▶ Material for the task:
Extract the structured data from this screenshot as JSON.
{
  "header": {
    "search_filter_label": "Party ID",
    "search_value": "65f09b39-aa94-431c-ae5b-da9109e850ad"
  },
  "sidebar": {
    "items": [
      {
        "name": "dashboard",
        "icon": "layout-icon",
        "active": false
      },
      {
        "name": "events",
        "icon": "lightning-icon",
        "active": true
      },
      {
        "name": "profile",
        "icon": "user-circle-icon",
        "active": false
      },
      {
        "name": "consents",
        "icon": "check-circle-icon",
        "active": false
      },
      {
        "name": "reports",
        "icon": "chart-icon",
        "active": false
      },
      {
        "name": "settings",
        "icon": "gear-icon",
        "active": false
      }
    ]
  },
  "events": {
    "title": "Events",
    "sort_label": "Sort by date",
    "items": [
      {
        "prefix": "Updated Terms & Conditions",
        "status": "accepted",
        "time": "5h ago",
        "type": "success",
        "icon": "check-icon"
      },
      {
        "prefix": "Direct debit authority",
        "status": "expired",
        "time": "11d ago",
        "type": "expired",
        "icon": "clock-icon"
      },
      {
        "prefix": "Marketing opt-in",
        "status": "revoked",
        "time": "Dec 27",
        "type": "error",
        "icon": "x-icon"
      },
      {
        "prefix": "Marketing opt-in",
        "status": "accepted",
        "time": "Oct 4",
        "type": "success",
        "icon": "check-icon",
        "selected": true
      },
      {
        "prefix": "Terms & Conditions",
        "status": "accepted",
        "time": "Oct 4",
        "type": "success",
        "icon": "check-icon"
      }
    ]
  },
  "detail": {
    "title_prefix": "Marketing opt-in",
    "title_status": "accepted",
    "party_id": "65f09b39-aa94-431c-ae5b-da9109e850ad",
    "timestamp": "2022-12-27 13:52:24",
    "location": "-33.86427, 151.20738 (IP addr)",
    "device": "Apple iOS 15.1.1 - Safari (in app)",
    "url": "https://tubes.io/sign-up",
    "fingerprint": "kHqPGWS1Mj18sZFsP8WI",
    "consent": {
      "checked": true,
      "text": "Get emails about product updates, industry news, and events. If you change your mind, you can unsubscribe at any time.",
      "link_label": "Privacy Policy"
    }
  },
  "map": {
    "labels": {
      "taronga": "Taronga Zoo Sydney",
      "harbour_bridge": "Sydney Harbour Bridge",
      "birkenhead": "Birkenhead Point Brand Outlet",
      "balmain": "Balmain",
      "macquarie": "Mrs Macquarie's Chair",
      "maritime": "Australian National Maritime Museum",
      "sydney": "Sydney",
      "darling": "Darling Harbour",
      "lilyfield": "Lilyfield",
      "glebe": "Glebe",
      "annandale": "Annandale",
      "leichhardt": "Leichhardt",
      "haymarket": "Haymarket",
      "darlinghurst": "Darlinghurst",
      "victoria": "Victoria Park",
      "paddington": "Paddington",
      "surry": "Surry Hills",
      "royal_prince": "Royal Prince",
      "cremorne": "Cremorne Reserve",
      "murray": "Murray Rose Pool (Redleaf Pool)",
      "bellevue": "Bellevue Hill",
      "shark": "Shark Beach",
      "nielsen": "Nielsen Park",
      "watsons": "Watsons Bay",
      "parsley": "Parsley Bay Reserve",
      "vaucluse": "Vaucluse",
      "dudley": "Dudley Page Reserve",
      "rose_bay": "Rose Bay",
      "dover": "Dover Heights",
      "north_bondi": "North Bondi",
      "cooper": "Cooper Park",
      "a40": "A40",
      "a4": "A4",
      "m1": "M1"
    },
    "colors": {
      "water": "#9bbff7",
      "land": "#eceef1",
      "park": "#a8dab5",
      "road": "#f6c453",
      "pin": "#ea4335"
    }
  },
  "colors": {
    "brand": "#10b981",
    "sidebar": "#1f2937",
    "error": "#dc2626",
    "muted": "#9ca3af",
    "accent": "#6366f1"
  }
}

▶ Exercise details:
Select all lines in the listing above where the word "true" appears, and show them.

▶ Answer to this problem:
        "active": true
        "selected": true
      "checked": true,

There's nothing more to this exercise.